> [Requirements]
Report how many lines of the following entries include the string "Enterprise"; respond with the number alone.

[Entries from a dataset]

## START

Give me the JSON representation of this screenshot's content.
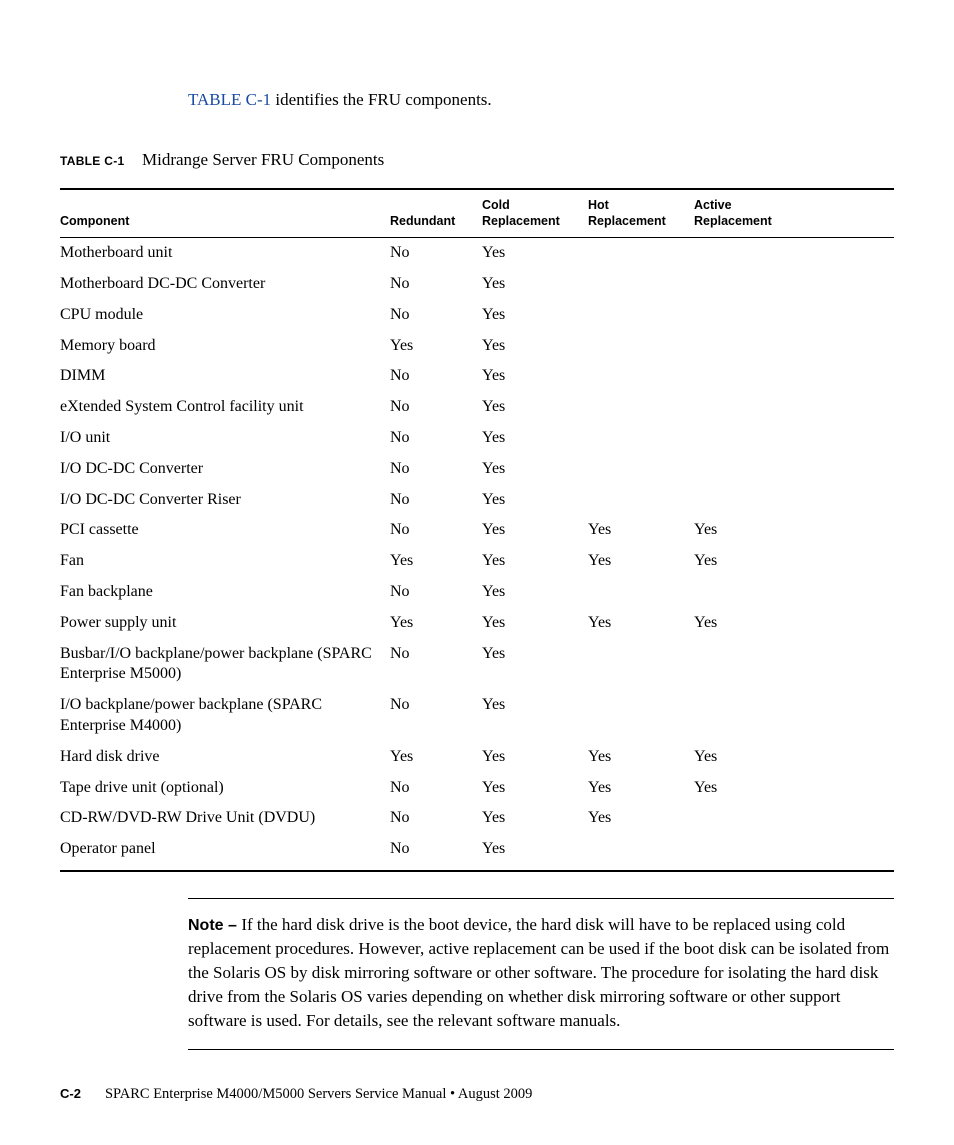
{
  "intro": {
    "link_text": "TABLE C-1",
    "rest": " identifies the FRU components."
  },
  "caption": {
    "label": "TABLE C-1",
    "title": "Midrange Server FRU Components"
  },
  "table": {
    "headers": {
      "component": "Component",
      "redundant": "Redundant",
      "cold": "Cold\nReplacement",
      "hot": "Hot\nReplacement",
      "active": "Active\nReplacement"
    },
    "rows": [
      {
        "component": "Motherboard unit",
        "redundant": "No",
        "cold": "Yes",
        "hot": "",
        "active": ""
      },
      {
        "component": "Motherboard DC-DC Converter",
        "redundant": "No",
        "cold": "Yes",
        "hot": "",
        "active": ""
      },
      {
        "component": "CPU module",
        "redundant": "No",
        "cold": "Yes",
        "hot": "",
        "active": ""
      },
      {
        "component": "Memory board",
        "redundant": "Yes",
        "cold": "Yes",
        "hot": "",
        "active": ""
      },
      {
        "component": "DIMM",
        "redundant": "No",
        "cold": "Yes",
        "hot": "",
        "active": ""
      },
      {
        "component": "eXtended System Control facility unit",
        "redundant": "No",
        "cold": "Yes",
        "hot": "",
        "active": ""
      },
      {
        "component": "I/O unit",
        "redundant": "No",
        "cold": "Yes",
        "hot": "",
        "active": ""
      },
      {
        "component": "I/O DC-DC Converter",
        "redundant": "No",
        "cold": "Yes",
        "hot": "",
        "active": ""
      },
      {
        "component": "I/O DC-DC Converter Riser",
        "redundant": "No",
        "cold": "Yes",
        "hot": "",
        "active": ""
      },
      {
        "component": "PCI cassette",
        "redundant": "No",
        "cold": "Yes",
        "hot": "Yes",
        "active": "Yes"
      },
      {
        "component": "Fan",
        "redundant": "Yes",
        "cold": "Yes",
        "hot": "Yes",
        "active": "Yes"
      },
      {
        "component": "Fan backplane",
        "redundant": "No",
        "cold": "Yes",
        "hot": "",
        "active": ""
      },
      {
        "component": "Power supply unit",
        "redundant": "Yes",
        "cold": "Yes",
        "hot": "Yes",
        "active": "Yes"
      },
      {
        "component": "Busbar/I/O backplane/power backplane (SPARC Enterprise M5000)",
        "redundant": "No",
        "cold": "Yes",
        "hot": "",
        "active": ""
      },
      {
        "component": "I/O backplane/power backplane (SPARC Enterprise M4000)",
        "redundant": "No",
        "cold": "Yes",
        "hot": "",
        "active": ""
      },
      {
        "component": "Hard disk drive",
        "redundant": "Yes",
        "cold": "Yes",
        "hot": "Yes",
        "active": "Yes"
      },
      {
        "component": "Tape drive unit (optional)",
        "redundant": "No",
        "cold": "Yes",
        "hot": "Yes",
        "active": "Yes"
      },
      {
        "component": "CD-RW/DVD-RW Drive Unit (DVDU)",
        "redundant": "No",
        "cold": "Yes",
        "hot": "Yes",
        "active": ""
      },
      {
        "component": "Operator panel",
        "redundant": "No",
        "cold": "Yes",
        "hot": "",
        "active": ""
      }
    ]
  },
  "note": {
    "label": "Note – ",
    "text": "If the hard disk drive is the boot device, the hard disk will have to be replaced using cold replacement procedures. However, active replacement can be used if the boot disk can be isolated from the Solaris OS by disk mirroring software or other software. The procedure for isolating the hard disk drive from the Solaris OS varies depending on whether disk mirroring software or other support software is used. For details, see the relevant software manuals."
  },
  "footer": {
    "page_num": "C-2",
    "text": "SPARC Enterprise M4000/M5000 Servers Service Manual • August 2009"
  }
}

## END

> [Exercise result]
3